Your objective: Copy out every record below with complete accuracy.

(Collection entries)
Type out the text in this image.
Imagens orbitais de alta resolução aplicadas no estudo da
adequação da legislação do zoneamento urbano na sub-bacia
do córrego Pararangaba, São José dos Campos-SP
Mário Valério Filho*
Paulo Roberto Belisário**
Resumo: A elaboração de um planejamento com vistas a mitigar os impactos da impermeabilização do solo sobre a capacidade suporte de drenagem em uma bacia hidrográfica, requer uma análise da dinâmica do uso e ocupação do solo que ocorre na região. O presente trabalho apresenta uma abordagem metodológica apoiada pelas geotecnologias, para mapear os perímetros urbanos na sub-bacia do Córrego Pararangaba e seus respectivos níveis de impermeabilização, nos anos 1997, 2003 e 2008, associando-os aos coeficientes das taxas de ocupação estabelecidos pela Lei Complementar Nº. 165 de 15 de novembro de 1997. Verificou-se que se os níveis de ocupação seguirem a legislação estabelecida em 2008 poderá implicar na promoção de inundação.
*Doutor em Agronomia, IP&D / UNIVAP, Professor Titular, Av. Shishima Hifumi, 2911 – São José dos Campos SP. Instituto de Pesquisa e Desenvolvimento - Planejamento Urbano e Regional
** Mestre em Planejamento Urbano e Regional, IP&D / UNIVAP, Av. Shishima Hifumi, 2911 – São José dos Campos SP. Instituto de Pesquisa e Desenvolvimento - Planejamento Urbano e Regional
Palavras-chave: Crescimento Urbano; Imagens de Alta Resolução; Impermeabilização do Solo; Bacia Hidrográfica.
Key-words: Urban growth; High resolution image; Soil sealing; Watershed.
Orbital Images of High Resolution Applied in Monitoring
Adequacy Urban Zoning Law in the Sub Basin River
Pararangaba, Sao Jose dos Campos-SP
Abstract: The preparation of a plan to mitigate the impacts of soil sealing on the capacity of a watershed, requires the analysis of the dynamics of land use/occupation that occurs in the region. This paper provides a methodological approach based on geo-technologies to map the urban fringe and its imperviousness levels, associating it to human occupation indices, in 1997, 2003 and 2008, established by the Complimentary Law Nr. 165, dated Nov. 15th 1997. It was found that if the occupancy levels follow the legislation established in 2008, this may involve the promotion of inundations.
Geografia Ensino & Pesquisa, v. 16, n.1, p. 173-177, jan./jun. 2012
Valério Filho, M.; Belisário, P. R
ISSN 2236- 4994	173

Response below:
Type out the text in this image.
Imagens orbitais de alta resolução aplicadas no estudo da
adequação da legislação do zoneamento urbano na sub-bacia
do córrego Pararangaba, São José dos Campos-SP
Mário Valério Filho*
Paulo Roberto Belisário**
Resumo: A elaboração de um planejamento com vistas a mitigar os impactos da impermeabilização do solo sobre a capacidade suporte de drenagem em uma bacia hidrográfica, requer uma análise da dinâmica do uso e ocupação do solo que ocorre na região. O presente trabalho apresenta uma abordagem metodológica apoiada pelas geotecnologias, para mapear os perímetros urbanos na sub-bacia do Córrego Pararangaba e seus respectivos níveis de impermeabilização, nos anos 1997, 2003 e 2008, associando-os aos coeficientes das taxas de ocupação estabelecidos pela Lei Complementar Nº. 165 de 15 de novembro de 1997. Verificou-se que se os níveis de ocupação seguirem a legislação estabelecida em 2008 poderá implicar na promoção de inundação.
*Doutor em Agronomia, IP&D / UNIVAP, Professor Titular, Av. Shishima Hifumi, 2911 – São José dos Campos SP. Instituto de Pesquisa e Desenvolvimento - Planejamento Urbano e Regional
** Mestre em Planejamento Urbano e Regional, IP&D / UNIVAP, Av. Shishima Hifumi, 2911 – São José dos Campos SP. Instituto de Pesquisa e Desenvolvimento - Planejamento Urbano e Regional
Palavras-chave: Crescimento Urbano; Imagens de Alta Resolução; Impermeabilização do Solo; Bacia Hidrográfica.
Key-words: Urban growth; High resolution image; Soil sealing; Watershed.
Orbital Images of High Resolution Applied in Monitoring
Adequacy Urban Zoning Law in the Sub Basin River
Pararangaba, Sao Jose dos Campos-SP
Abstract: The preparation of a plan to mitigate the impacts of soil sealing on the capacity of a watershed, requires the analysis of the dynamics of land use/occupation that occurs in the region. This paper provides a methodological approach based on geo-technologies to map the urban fringe and its imperviousness levels, associating it to human occupation indices, in 1997, 2003 and 2008, established by the Complimentary Law Nr. 165, dated Nov. 15th 1997. It was found that if the occupancy levels follow the legislation established in 2008, this may involve the promotion of inundations.
Geografia Ensino & Pesquisa, v. 16, n.1, p. 173-177, jan./jun. 2012
Valério Filho, M.; Belisário, P. R
ISSN 2236- 4994	173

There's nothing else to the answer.